-- start RECORDS SUPPLIED --

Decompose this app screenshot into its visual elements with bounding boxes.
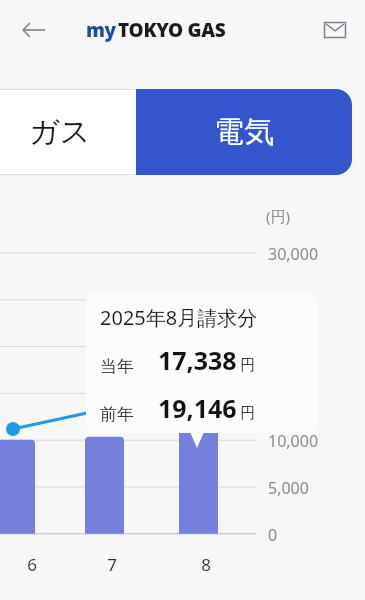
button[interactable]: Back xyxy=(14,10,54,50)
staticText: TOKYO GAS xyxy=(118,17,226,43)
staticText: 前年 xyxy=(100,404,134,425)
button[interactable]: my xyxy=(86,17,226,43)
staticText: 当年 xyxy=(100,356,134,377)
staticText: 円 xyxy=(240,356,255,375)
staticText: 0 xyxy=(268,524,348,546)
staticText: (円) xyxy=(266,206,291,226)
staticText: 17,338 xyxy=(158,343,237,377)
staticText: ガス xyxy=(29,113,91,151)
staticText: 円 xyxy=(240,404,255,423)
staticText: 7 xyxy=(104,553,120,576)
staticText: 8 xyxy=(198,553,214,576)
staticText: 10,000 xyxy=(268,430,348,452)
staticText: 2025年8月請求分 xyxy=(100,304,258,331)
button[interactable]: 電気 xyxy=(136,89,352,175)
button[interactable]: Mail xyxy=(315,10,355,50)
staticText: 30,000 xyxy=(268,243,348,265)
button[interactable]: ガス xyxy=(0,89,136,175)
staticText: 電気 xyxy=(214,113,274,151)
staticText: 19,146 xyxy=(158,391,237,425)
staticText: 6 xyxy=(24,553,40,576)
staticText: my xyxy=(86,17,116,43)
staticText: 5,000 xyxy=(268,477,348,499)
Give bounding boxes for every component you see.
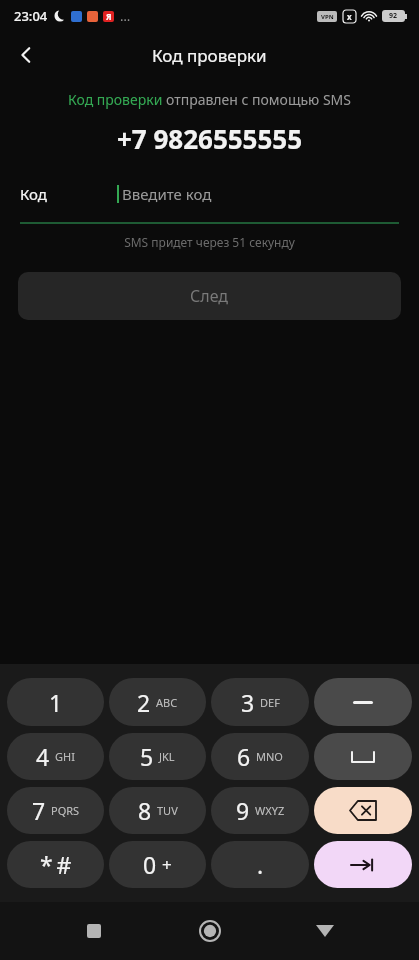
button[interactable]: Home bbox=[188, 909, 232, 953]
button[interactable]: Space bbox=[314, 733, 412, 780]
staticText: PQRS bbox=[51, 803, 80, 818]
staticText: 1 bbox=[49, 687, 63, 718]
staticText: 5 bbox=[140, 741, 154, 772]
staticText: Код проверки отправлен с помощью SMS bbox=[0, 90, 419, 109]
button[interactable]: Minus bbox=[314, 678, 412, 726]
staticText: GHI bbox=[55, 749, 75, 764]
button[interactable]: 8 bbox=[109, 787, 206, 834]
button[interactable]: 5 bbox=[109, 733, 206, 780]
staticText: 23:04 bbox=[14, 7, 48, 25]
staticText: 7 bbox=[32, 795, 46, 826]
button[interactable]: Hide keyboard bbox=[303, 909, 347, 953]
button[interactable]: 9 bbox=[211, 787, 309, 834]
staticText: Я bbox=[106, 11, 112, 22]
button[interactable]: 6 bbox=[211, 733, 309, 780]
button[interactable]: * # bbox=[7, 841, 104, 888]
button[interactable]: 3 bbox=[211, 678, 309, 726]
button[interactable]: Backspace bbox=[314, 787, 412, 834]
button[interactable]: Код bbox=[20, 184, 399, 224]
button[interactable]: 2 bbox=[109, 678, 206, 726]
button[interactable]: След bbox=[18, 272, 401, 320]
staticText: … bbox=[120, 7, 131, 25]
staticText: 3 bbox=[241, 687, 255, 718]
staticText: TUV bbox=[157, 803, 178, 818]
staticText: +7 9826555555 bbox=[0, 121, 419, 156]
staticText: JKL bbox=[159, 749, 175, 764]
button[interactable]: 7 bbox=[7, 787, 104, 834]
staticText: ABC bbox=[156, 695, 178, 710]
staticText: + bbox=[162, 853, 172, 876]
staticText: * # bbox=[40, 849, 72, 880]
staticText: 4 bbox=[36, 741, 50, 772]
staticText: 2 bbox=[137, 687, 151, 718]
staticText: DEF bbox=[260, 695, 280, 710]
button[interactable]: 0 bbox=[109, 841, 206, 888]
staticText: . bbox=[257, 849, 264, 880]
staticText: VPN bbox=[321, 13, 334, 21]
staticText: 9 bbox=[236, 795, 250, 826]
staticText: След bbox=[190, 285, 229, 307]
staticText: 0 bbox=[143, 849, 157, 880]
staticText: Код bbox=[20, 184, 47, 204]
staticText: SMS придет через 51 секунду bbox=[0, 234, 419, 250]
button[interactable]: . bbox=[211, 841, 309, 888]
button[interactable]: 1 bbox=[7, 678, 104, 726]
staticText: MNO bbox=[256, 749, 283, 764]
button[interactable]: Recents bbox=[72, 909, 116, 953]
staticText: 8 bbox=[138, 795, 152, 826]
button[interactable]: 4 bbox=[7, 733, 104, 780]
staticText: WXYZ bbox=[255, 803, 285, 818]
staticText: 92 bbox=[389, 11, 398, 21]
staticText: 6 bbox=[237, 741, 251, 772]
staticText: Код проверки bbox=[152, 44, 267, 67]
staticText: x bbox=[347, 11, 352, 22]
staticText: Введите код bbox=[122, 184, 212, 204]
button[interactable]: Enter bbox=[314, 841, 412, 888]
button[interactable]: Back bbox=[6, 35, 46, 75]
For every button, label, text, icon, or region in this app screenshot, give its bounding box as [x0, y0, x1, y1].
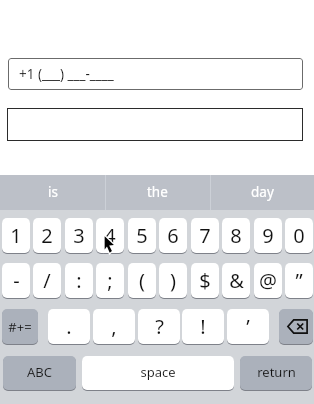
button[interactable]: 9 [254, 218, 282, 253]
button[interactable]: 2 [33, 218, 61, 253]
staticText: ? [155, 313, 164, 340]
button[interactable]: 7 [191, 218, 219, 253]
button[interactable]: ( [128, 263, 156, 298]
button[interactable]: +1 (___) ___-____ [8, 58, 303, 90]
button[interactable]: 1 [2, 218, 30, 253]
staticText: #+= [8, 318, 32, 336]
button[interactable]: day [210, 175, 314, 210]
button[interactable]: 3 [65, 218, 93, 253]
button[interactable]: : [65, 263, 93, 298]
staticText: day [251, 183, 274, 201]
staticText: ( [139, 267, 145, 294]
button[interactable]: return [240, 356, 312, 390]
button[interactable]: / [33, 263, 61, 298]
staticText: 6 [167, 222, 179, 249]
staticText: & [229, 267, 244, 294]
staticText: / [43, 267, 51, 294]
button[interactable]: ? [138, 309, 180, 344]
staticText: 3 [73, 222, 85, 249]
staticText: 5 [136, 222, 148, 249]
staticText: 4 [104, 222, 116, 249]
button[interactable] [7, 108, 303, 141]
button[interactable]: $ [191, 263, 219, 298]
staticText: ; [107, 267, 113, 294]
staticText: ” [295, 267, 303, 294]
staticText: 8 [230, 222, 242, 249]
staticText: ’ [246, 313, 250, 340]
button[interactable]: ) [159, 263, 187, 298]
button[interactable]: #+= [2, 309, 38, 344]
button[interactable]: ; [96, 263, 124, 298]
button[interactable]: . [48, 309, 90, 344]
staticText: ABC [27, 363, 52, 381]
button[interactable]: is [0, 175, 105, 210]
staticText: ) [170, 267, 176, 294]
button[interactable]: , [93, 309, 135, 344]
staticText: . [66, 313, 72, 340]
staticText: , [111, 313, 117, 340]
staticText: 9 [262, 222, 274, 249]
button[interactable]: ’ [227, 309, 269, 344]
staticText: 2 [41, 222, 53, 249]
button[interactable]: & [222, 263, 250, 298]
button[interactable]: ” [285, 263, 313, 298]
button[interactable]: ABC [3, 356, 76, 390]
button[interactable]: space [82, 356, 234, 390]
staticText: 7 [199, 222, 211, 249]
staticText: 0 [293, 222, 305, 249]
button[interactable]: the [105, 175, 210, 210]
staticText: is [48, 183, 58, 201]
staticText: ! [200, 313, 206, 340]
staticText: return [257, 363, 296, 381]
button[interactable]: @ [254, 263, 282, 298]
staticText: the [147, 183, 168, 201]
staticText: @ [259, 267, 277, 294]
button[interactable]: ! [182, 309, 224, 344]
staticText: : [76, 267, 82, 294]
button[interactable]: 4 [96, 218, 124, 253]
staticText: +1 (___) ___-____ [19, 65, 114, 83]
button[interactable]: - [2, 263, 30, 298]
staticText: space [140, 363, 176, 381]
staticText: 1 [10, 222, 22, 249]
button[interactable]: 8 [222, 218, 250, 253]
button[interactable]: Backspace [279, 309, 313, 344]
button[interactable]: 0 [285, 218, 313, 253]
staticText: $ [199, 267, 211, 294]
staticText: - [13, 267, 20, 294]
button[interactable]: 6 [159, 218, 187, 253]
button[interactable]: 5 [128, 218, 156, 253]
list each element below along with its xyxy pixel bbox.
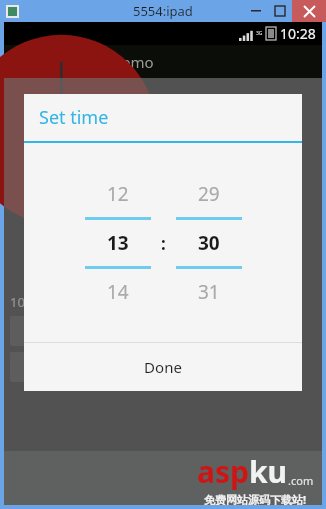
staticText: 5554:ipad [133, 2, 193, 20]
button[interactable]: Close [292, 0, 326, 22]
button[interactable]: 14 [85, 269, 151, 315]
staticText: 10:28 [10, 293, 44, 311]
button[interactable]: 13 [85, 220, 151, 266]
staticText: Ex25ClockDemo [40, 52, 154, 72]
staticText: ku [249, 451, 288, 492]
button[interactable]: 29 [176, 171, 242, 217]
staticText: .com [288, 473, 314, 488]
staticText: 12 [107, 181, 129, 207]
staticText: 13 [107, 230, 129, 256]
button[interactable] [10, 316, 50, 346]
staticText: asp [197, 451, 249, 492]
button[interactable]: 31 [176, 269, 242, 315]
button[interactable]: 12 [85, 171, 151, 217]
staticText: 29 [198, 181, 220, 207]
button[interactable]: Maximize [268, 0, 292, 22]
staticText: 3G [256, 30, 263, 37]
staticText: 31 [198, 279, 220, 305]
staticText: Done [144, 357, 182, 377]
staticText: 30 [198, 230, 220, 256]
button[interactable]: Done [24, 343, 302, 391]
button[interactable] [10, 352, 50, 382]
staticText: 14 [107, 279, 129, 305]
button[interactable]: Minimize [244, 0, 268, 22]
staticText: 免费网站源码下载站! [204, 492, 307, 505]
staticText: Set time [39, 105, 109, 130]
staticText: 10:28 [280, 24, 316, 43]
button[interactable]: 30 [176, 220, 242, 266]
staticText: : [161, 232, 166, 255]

-- end RECORDS SUPPLIED --

▸ STATED EXERCISE
Extract every row from the line containing "button[interactable]: 9 [254, 218, 282, 253]" down to the line containing "staticText: 3 [73, 222, 85, 249]", both included, and copy each one unchanged.

▸ EXERCISE RESPONSE
button[interactable]: 9 [254, 218, 282, 253]
button[interactable]: 2 [33, 218, 61, 253]
staticText: ? [155, 313, 164, 340]
button[interactable]: 7 [191, 218, 219, 253]
button[interactable]: ( [128, 263, 156, 298]
button[interactable]: +1 (___) ___-____ [8, 58, 303, 90]
button[interactable]: 1 [2, 218, 30, 253]
staticText: #+= [8, 318, 32, 336]
button[interactable]: day [210, 175, 314, 210]
button[interactable]: 3 [65, 218, 93, 253]
button[interactable]: : [65, 263, 93, 298]
staticText: day [251, 183, 274, 201]
staticText: ( [139, 267, 145, 294]
button[interactable]: return [240, 356, 312, 390]
button[interactable]: / [33, 263, 61, 298]
staticText: 6 [167, 222, 179, 249]
staticText: & [229, 267, 244, 294]
staticText: / [43, 267, 51, 294]
button[interactable]: ? [138, 309, 180, 344]
staticText: 3 [73, 222, 85, 249]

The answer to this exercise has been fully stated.